**THE RECORDS:**
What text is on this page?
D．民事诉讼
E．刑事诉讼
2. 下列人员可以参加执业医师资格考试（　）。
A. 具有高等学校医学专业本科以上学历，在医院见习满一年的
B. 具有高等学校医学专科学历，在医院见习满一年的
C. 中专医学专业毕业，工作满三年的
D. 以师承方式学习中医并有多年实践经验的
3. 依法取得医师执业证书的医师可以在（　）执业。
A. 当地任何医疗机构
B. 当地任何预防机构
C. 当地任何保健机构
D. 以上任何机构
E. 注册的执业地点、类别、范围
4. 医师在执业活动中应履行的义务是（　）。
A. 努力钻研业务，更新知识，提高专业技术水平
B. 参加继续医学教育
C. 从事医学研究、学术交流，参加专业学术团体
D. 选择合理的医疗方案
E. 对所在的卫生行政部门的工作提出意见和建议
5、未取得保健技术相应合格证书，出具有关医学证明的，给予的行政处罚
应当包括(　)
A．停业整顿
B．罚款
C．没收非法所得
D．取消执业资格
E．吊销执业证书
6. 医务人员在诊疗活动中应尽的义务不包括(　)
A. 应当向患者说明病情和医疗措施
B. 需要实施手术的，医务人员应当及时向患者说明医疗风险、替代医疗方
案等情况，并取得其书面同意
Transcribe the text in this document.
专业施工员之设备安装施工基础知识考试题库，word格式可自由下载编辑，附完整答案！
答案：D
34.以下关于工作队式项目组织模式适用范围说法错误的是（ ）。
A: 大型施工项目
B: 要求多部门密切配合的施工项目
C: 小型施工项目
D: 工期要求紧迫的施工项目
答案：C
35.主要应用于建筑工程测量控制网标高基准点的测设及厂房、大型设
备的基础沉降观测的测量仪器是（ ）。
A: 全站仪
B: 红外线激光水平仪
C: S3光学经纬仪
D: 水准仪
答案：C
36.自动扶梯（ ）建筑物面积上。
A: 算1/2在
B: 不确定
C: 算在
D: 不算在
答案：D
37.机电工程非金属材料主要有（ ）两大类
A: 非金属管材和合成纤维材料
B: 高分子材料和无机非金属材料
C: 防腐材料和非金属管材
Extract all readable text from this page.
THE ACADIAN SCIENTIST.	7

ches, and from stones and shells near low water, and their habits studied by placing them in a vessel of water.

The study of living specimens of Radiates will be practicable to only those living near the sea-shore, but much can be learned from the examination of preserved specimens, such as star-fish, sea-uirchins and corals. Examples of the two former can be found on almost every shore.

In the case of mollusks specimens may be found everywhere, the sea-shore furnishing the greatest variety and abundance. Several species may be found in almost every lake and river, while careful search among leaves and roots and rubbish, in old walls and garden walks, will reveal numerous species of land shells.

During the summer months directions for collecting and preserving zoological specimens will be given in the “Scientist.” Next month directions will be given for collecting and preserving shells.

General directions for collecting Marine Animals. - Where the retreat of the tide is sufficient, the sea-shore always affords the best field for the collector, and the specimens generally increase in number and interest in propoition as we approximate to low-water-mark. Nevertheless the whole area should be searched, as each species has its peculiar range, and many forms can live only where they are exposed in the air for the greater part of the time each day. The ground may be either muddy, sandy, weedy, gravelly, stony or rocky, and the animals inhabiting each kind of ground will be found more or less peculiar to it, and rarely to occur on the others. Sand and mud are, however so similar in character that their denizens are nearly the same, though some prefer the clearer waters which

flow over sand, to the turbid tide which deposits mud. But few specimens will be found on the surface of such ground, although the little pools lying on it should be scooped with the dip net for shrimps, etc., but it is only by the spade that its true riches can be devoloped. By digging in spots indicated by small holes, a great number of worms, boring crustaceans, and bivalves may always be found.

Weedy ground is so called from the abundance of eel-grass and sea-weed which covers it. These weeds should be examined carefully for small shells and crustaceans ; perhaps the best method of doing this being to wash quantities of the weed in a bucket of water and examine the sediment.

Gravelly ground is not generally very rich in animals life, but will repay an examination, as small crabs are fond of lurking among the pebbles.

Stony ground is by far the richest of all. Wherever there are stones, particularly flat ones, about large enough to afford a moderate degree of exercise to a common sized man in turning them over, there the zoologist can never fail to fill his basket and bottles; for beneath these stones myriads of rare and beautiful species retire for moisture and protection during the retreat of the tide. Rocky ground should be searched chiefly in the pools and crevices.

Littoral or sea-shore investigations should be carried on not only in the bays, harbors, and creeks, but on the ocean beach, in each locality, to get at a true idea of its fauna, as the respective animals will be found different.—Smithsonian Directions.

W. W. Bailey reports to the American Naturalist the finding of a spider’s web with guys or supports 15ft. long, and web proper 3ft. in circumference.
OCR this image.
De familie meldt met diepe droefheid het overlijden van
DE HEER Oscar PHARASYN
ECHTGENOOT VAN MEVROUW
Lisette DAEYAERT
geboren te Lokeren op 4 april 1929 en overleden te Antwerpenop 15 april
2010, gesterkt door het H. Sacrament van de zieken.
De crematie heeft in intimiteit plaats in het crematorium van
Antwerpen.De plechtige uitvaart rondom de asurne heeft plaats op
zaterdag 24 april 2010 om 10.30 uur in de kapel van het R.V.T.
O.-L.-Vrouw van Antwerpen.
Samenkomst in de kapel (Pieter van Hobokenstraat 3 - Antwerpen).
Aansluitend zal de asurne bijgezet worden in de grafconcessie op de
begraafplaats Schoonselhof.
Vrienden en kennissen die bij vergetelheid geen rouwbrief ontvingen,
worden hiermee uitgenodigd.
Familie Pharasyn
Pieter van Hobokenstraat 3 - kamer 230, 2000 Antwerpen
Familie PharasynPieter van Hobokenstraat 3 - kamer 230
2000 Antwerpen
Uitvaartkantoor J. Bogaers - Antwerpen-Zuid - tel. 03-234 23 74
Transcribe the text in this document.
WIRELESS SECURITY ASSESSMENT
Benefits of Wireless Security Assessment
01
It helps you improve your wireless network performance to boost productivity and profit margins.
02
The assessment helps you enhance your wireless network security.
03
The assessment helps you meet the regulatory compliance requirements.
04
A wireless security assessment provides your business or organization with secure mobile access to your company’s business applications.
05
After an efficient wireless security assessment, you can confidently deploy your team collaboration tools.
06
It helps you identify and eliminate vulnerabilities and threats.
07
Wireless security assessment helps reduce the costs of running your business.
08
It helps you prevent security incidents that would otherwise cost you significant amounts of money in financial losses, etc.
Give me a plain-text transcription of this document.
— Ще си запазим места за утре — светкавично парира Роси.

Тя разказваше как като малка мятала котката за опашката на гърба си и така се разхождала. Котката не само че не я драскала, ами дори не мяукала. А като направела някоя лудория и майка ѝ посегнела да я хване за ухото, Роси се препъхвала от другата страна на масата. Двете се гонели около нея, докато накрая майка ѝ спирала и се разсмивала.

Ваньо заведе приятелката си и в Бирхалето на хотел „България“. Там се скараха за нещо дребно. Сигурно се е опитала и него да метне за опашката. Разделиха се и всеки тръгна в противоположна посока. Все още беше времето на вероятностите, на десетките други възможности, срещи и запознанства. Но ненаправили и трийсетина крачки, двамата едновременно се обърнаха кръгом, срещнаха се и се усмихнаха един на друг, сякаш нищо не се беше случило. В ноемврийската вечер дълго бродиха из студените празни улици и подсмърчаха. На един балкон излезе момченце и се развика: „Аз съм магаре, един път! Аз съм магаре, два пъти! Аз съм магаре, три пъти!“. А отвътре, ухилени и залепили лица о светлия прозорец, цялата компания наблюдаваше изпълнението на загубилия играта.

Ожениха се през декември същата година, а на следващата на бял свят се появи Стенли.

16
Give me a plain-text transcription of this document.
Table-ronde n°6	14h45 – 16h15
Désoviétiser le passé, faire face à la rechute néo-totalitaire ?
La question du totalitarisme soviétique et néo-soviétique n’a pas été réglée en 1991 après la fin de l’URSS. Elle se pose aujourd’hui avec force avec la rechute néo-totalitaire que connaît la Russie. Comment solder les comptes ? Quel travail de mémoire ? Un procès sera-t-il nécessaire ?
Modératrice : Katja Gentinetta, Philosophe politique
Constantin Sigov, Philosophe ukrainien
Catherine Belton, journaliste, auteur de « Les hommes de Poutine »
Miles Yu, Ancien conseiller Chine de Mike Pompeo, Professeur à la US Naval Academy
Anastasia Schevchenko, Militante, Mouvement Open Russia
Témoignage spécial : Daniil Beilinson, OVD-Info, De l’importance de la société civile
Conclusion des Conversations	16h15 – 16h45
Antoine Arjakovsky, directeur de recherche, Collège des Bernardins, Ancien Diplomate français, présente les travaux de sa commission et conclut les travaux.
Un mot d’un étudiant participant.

**GIVEN EXERCISE:** From the data, pick out every line that includes "network".

**EXERCISE SOLUTION:**
It helps you improve your wireless network performance to boost productivity and profit margins.
The assessment helps you enhance your wireless network security.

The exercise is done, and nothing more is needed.